## start

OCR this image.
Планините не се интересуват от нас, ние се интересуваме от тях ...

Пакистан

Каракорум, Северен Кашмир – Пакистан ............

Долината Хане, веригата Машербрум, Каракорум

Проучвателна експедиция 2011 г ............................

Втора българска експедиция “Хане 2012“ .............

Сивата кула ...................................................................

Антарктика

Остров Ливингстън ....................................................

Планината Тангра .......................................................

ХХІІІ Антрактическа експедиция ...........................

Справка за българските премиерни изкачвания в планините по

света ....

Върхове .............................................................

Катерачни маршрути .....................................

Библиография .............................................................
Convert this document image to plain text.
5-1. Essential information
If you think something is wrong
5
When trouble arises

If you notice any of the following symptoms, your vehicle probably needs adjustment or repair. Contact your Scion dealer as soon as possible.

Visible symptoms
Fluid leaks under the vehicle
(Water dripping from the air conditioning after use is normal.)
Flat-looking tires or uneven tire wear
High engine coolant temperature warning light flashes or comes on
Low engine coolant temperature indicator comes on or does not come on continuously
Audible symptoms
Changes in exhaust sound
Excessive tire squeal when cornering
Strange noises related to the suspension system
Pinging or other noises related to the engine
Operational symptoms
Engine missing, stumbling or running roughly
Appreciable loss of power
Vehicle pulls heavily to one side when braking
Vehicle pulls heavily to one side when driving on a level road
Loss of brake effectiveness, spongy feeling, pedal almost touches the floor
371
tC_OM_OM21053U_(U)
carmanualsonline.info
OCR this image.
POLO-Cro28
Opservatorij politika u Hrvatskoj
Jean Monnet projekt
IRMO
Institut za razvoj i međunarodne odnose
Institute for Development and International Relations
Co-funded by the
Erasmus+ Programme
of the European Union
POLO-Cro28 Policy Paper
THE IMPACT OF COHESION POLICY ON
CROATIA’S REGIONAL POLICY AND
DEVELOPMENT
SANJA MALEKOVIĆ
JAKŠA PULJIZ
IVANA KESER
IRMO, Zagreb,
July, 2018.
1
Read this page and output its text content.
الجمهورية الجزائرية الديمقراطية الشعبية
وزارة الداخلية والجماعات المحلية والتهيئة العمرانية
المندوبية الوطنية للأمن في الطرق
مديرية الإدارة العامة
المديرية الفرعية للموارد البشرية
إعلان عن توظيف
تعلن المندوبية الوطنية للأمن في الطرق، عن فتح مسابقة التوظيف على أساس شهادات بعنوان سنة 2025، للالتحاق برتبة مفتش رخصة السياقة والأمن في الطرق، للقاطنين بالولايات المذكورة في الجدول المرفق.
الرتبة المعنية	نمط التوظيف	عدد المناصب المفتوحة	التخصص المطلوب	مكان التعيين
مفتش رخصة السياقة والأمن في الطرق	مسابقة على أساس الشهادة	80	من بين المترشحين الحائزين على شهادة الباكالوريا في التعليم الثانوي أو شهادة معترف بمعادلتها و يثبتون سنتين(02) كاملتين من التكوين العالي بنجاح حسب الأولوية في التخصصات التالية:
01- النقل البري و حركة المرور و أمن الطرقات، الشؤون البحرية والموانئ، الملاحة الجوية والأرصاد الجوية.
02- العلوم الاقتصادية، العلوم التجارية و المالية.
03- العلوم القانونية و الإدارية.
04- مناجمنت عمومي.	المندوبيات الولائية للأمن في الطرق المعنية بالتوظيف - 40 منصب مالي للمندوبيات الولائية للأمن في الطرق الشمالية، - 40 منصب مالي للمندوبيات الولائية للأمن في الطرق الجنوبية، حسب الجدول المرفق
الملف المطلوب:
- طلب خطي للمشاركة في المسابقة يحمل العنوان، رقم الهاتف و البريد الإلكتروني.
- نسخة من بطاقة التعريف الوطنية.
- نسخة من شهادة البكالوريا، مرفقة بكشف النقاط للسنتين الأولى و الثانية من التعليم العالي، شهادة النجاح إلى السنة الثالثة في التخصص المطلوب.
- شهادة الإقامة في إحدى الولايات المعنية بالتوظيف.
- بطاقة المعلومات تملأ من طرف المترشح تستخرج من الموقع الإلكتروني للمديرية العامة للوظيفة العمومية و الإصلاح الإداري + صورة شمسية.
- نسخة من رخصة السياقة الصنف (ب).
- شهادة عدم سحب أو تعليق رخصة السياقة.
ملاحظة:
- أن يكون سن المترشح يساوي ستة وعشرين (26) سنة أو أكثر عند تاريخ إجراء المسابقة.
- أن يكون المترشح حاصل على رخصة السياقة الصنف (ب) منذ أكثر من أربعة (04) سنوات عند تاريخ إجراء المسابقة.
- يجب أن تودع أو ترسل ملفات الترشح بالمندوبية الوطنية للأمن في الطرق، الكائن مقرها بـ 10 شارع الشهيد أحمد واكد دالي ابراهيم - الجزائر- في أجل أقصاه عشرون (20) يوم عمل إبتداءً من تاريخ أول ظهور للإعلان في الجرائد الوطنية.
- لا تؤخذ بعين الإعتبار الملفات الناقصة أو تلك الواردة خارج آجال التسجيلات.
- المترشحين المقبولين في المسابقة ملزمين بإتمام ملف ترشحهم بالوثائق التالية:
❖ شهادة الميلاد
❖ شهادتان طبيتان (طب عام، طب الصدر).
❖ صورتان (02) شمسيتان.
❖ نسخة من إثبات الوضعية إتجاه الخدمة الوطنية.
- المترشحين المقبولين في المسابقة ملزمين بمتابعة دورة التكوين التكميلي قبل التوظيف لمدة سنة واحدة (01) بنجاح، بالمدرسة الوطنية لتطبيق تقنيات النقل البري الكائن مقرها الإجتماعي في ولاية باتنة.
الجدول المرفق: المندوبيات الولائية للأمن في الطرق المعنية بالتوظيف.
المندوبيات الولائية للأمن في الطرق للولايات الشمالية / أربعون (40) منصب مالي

## end

▶ [Written exercise]
From the records above, extract every line exactly as it stands.

▶ [Written response]
OCR this image.
Планините не се интересуват от нас, ние се интересуваме от тях ...

Пакистан

Каракорум, Северен Кашмир – Пакистан ............

Долината Хане, веригата Машербрум, Каракорум

Проучвателна експедиция 2011 г ............................

Втора българска експедиция “Хане 2012“ .............

Сивата кула ...................................................................

Антарктика

Остров Ливингстън ....................................................

Планината Тангра .......................................................

ХХІІІ Антрактическа експедиция ...........................

Справка за българските премиерни изкачвания в планините по

света ....

Върхове .............................................................

Катерачни маршрути .....................................

Библиография .............................................................
Convert this document image to plain text.
5-1. Essential information
If you think something is wrong
5
When trouble arises

If you notice any of the following symptoms, your vehicle probably needs adjustment or repair. Contact your Scion dealer as soon as possible.

Visible symptoms
Fluid leaks under the vehicle
(Water dripping from the air conditioning after use is normal.)
Flat-looking tires or uneven tire wear
High engine coolant temperature warning light flashes or comes on
Low engine coolant temperature indicator comes on or does not come on continuously
Audible symptoms
Changes in exhaust sound
Excessive tire squeal when cornering
Strange noises related to the suspension system
Pinging or other noises related to the engine
Operational symptoms
Engine missing, stumbling or running roughly
Appreciable loss of power
Vehicle pulls heavily to one side when braking
Vehicle pulls heavily to one side when driving on a level road
Loss of brake effectiveness, spongy feeling, pedal almost touches the floor
371
tC_OM_OM21053U_(U)
carmanualsonline.info
OCR this image.
POLO-Cro28
Opservatorij politika u Hrvatskoj
Jean Monnet projekt
IRMO
Institut za razvoj i međunarodne odnose
Institute for Development and International Relations
Co-funded by the
Erasmus+ Programme
of the European Union
POLO-Cro28 Policy Paper
THE IMPACT OF COHESION POLICY ON
CROATIA’S REGIONAL POLICY AND
DEVELOPMENT
SANJA MALEKOVIĆ
JAKŠA PULJIZ
IVANA KESER
IRMO, Zagreb,
July, 2018.
1
Read this page and output its text content.
الجمهورية الجزائرية الديمقراطية الشعبية
وزارة الداخلية والجماعات المحلية والتهيئة العمرانية
المندوبية الوطنية للأمن في الطرق
مديرية الإدارة العامة
المديرية الفرعية للموارد البشرية
إعلان عن توظيف
تعلن المندوبية الوطنية للأمن في الطرق، عن فتح مسابقة التوظيف على أساس شهادات بعنوان سنة 2025، للالتحاق برتبة مفتش رخصة السياقة والأمن في الطرق، للقاطنين بالولايات المذكورة في الجدول المرفق.
الرتبة المعنية	نمط التوظيف	عدد المناصب المفتوحة	التخصص المطلوب	مكان التعيين
مفتش رخصة السياقة والأمن في الطرق	مسابقة على أساس الشهادة	80	من بين المترشحين الحائزين على شهادة الباكالوريا في التعليم الثانوي أو شهادة معترف بمعادلتها و يثبتون سنتين(02) كاملتين من التكوين العالي بنجاح حسب الأولوية في التخصصات التالية:
01- النقل البري و حركة المرور و أمن الطرقات، الشؤون البحرية والموانئ، الملاحة الجوية والأرصاد الجوية.
02- العلوم الاقتصادية، العلوم التجارية و المالية.
03- العلوم القانونية و الإدارية.
04- مناجمنت عمومي.	المندوبيات الولائية للأمن في الطرق المعنية بالتوظيف - 40 منصب مالي للمندوبيات الولائية للأمن في الطرق الشمالية، - 40 منصب مالي للمندوبيات الولائية للأمن في الطرق الجنوبية، حسب الجدول المرفق
الملف المطلوب:
- طلب خطي للمشاركة في المسابقة يحمل العنوان، رقم الهاتف و البريد الإلكتروني.
- نسخة من بطاقة التعريف الوطنية.
- نسخة من شهادة البكالوريا، مرفقة بكشف النقاط للسنتين الأولى و الثانية من التعليم العالي، شهادة النجاح إلى السنة الثالثة في التخصص المطلوب.
- شهادة الإقامة في إحدى الولايات المعنية بالتوظيف.
- بطاقة المعلومات تملأ من طرف المترشح تستخرج من الموقع الإلكتروني للمديرية العامة للوظيفة العمومية و الإصلاح الإداري + صورة شمسية.
- نسخة من رخصة السياقة الصنف (ب).
- شهادة عدم سحب أو تعليق رخصة السياقة.
ملاحظة:
- أن يكون سن المترشح يساوي ستة وعشرين (26) سنة أو أكثر عند تاريخ إجراء المسابقة.
- أن يكون المترشح حاصل على رخصة السياقة الصنف (ب) منذ أكثر من أربعة (04) سنوات عند تاريخ إجراء المسابقة.
- يجب أن تودع أو ترسل ملفات الترشح بالمندوبية الوطنية للأمن في الطرق، الكائن مقرها بـ 10 شارع الشهيد أحمد واكد دالي ابراهيم - الجزائر- في أجل أقصاه عشرون (20) يوم عمل إبتداءً من تاريخ أول ظهور للإعلان في الجرائد الوطنية.
- لا تؤخذ بعين الإعتبار الملفات الناقصة أو تلك الواردة خارج آجال التسجيلات.
- المترشحين المقبولين في المسابقة ملزمين بإتمام ملف ترشحهم بالوثائق التالية:
❖ شهادة الميلاد
❖ شهادتان طبيتان (طب عام، طب الصدر).
❖ صورتان (02) شمسيتان.
❖ نسخة من إثبات الوضعية إتجاه الخدمة الوطنية.
- المترشحين المقبولين في المسابقة ملزمين بمتابعة دورة التكوين التكميلي قبل التوظيف لمدة سنة واحدة (01) بنجاح، بالمدرسة الوطنية لتطبيق تقنيات النقل البري الكائن مقرها الإجتماعي في ولاية باتنة.
الجدول المرفق: المندوبيات الولائية للأمن في الطرق المعنية بالتوظيف.
المندوبيات الولائية للأمن في الطرق للولايات الشمالية / أربعون (40) منصب مالي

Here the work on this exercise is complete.